__Challenge__.
Copy every line with the string "number" in it.

__Task input__.

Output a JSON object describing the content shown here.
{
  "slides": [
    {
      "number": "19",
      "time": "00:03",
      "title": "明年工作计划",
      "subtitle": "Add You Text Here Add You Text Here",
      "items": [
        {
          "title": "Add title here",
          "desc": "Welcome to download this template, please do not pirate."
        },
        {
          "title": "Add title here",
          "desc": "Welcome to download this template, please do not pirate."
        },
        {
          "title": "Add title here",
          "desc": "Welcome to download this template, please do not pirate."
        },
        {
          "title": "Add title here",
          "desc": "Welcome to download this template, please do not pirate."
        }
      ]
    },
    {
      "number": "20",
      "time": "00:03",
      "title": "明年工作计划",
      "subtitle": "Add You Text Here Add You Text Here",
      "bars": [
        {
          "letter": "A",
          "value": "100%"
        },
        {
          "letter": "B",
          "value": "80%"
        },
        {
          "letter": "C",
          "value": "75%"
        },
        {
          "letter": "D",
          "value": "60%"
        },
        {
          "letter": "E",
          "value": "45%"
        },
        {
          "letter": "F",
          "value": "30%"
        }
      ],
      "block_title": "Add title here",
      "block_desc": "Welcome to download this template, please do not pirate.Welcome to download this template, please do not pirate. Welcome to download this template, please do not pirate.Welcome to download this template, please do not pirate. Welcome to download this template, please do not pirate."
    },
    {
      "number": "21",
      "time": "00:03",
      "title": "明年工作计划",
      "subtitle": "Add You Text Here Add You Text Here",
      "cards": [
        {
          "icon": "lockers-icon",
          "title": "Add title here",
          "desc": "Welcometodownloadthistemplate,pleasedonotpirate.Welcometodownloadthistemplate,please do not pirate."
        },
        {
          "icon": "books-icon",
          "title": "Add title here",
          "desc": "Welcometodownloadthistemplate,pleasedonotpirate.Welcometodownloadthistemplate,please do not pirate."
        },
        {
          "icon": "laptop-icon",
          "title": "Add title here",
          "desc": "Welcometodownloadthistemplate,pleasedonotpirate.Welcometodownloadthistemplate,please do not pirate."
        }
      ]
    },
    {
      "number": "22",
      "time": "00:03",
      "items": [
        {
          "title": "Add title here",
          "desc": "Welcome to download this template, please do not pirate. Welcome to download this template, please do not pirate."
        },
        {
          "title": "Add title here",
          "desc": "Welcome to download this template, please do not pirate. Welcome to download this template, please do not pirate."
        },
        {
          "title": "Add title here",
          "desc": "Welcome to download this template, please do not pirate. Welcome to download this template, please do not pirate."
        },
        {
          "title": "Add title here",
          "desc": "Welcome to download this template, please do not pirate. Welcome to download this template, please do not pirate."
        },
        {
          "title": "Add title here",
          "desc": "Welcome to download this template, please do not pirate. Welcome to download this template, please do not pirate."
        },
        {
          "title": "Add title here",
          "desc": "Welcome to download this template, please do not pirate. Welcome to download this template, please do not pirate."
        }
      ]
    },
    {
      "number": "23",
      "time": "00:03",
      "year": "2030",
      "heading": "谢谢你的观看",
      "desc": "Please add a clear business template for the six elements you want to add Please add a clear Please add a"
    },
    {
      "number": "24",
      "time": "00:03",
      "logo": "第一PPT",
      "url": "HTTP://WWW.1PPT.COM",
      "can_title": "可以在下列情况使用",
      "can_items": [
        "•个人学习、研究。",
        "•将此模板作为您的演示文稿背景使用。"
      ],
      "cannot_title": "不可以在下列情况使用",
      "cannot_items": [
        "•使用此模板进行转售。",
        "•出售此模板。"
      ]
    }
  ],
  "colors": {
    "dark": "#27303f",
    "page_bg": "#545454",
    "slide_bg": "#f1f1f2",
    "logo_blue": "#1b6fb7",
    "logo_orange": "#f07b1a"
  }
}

__Complete response__.
      "number": "19",
      "number": "20",
      "number": "21",
      "number": "22",
      "number": "23",
      "number": "24",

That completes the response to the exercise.